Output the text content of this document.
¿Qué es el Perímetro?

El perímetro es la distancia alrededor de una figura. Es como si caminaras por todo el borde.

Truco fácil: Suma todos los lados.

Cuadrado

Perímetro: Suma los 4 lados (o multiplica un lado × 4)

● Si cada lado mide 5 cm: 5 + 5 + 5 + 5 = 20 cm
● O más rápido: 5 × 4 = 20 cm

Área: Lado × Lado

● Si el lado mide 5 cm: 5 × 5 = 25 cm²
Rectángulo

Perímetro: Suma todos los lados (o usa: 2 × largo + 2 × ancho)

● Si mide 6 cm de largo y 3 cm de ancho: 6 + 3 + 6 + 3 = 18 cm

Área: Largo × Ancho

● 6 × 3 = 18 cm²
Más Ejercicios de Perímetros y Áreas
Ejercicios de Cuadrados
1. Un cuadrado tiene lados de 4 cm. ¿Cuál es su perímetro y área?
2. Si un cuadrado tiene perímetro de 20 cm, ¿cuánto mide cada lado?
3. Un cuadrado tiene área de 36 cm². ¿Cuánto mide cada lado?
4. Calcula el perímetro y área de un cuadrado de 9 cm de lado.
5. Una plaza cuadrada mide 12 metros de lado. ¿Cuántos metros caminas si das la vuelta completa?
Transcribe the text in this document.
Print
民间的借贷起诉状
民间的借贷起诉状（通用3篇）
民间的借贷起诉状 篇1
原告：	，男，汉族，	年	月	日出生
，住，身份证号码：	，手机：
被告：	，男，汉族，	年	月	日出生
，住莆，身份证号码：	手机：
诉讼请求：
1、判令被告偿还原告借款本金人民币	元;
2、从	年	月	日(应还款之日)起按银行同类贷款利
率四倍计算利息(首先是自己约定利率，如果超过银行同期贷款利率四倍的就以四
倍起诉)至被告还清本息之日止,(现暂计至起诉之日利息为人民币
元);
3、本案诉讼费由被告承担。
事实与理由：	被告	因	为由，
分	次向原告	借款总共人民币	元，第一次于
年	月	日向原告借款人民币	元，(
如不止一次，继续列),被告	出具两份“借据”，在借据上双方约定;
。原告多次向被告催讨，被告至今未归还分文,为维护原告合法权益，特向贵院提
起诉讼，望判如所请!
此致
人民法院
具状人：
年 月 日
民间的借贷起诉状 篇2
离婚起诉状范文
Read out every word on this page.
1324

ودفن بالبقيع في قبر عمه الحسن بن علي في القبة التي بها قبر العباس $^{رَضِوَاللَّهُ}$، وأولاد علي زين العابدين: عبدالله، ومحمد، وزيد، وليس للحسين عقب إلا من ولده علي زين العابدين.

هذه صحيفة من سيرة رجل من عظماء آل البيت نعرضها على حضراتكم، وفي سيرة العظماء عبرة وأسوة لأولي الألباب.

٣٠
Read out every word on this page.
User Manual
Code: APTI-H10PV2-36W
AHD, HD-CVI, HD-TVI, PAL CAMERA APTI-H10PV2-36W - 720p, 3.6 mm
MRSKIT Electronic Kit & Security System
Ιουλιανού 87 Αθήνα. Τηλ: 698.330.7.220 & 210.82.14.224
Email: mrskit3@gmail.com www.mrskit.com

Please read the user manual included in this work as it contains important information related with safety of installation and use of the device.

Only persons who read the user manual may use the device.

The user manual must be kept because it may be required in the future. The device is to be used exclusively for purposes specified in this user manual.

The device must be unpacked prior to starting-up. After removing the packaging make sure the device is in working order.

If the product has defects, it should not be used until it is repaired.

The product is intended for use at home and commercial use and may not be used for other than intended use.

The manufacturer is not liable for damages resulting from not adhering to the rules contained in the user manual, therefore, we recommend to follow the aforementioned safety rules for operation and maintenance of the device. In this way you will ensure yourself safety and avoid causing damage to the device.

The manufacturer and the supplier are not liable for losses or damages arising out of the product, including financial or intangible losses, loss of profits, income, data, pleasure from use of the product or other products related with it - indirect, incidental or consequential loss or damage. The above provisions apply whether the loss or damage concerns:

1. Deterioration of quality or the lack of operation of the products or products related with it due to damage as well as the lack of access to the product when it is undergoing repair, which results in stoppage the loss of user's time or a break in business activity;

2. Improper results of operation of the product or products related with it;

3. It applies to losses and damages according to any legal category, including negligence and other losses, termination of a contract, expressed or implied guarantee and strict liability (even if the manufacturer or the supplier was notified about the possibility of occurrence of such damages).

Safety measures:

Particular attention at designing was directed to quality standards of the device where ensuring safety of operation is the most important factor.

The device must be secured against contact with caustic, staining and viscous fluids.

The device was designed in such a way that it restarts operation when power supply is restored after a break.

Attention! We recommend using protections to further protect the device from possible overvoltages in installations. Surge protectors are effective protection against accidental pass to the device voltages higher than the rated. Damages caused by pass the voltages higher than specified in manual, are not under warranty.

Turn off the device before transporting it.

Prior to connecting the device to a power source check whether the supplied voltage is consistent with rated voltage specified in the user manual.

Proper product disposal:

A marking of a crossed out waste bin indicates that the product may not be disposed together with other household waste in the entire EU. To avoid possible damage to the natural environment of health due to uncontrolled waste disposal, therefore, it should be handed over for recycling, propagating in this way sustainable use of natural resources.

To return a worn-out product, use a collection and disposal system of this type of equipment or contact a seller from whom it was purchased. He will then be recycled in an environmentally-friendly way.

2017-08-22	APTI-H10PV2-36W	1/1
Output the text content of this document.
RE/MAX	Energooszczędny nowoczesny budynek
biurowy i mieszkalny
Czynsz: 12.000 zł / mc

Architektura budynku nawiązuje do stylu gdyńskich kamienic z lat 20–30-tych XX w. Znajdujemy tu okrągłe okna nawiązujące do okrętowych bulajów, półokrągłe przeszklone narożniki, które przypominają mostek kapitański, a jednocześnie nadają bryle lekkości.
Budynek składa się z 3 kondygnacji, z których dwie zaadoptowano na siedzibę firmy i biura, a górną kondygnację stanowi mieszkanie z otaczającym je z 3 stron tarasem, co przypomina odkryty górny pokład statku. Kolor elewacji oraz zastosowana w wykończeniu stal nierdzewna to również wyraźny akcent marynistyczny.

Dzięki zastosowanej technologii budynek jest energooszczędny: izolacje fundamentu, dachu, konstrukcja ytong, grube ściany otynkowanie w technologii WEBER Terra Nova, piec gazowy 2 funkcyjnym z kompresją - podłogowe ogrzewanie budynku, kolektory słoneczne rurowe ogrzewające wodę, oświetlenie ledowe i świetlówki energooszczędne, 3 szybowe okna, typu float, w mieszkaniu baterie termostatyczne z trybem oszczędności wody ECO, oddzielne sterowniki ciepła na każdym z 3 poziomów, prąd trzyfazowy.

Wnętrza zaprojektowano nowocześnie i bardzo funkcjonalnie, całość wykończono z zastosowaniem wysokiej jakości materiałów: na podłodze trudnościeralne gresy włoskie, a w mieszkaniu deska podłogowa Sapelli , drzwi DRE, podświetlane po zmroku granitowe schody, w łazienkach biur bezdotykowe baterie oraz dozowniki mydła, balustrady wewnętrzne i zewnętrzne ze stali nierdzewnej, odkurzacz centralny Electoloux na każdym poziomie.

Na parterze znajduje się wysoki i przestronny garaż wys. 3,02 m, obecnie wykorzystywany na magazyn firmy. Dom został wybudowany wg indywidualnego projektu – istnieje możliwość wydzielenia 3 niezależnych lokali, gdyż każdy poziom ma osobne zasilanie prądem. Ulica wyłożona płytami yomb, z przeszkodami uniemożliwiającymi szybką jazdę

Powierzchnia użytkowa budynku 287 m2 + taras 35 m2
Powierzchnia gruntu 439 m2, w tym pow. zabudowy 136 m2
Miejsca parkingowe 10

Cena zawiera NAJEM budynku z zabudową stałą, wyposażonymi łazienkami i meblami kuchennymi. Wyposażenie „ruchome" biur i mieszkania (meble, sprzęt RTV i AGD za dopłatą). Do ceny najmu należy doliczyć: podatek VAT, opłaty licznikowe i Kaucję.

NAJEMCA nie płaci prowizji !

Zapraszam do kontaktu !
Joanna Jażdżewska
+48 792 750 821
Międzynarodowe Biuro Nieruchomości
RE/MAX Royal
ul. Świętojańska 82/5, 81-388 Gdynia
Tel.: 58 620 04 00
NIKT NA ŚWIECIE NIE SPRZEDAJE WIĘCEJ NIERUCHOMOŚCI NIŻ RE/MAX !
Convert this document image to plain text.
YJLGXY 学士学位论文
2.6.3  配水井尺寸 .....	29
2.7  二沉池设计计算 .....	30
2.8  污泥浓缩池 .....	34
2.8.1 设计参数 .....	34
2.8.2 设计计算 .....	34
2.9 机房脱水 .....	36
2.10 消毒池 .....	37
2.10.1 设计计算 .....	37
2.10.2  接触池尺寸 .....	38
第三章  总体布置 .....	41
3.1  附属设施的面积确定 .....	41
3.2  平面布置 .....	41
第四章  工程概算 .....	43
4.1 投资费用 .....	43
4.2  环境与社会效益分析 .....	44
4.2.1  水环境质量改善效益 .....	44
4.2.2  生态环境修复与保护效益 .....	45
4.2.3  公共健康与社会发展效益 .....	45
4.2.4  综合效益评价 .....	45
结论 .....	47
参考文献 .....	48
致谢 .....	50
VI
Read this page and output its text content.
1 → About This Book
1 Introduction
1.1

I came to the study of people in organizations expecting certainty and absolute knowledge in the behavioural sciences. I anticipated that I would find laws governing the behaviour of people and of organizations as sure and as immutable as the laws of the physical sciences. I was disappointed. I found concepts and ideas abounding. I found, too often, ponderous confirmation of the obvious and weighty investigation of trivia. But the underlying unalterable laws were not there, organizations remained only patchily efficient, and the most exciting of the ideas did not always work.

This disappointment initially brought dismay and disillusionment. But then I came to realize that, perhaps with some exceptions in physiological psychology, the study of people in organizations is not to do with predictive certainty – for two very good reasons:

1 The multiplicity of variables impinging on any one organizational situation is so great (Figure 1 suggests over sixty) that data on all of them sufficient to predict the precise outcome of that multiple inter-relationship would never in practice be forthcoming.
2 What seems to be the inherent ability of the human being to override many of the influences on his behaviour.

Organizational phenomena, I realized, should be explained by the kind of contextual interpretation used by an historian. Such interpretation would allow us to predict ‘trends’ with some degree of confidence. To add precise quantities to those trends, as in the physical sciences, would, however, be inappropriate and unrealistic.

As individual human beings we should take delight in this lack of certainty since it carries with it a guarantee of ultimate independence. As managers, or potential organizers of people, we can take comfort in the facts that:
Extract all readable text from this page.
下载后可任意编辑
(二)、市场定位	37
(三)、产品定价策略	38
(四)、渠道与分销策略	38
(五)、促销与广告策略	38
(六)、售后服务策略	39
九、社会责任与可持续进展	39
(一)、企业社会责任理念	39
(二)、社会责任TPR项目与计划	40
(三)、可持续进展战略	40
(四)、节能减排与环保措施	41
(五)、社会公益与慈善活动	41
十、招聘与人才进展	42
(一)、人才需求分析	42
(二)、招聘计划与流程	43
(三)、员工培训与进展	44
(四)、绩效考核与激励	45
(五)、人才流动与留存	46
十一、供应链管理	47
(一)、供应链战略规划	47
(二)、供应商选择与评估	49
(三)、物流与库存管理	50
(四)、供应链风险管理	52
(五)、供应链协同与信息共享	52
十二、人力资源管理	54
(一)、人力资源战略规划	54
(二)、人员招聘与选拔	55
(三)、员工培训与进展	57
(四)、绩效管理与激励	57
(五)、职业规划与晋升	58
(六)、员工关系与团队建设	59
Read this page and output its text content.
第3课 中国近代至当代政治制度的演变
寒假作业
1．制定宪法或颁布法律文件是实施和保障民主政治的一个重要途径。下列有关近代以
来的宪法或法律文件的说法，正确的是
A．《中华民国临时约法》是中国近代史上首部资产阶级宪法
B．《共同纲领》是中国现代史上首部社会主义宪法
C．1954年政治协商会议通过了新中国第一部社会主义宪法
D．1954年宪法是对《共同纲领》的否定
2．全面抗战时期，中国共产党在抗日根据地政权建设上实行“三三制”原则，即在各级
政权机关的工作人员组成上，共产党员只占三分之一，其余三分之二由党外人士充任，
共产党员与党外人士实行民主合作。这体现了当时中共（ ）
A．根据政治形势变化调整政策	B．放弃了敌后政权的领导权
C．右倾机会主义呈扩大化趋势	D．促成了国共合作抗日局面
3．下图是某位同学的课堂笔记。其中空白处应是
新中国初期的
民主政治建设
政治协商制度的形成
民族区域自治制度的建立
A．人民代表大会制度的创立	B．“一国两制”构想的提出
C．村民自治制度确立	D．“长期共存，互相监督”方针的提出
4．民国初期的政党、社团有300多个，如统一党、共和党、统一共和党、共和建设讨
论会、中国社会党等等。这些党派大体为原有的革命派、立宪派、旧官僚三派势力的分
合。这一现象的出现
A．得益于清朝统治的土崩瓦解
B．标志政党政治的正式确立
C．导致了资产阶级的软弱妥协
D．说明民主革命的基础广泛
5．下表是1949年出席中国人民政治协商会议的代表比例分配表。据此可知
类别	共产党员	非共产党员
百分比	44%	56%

☆ ☆ ☆ ☆

◆ **Your objective**:
Every line of the records that includes the word "whether" should be gathered.

◆ **Full output**:
The manufacturer and the supplier are not liable for losses or damages arising out of the product, including financial or intangible losses, loss of profits, income, data, pleasure from use of the product or other products related with it - indirect, incidental or consequential loss or damage. The above provisions apply whether the loss or damage concerns:
Prior to connecting the device to a power source check whether the supplied voltage is consistent with rated voltage specified in the user manual.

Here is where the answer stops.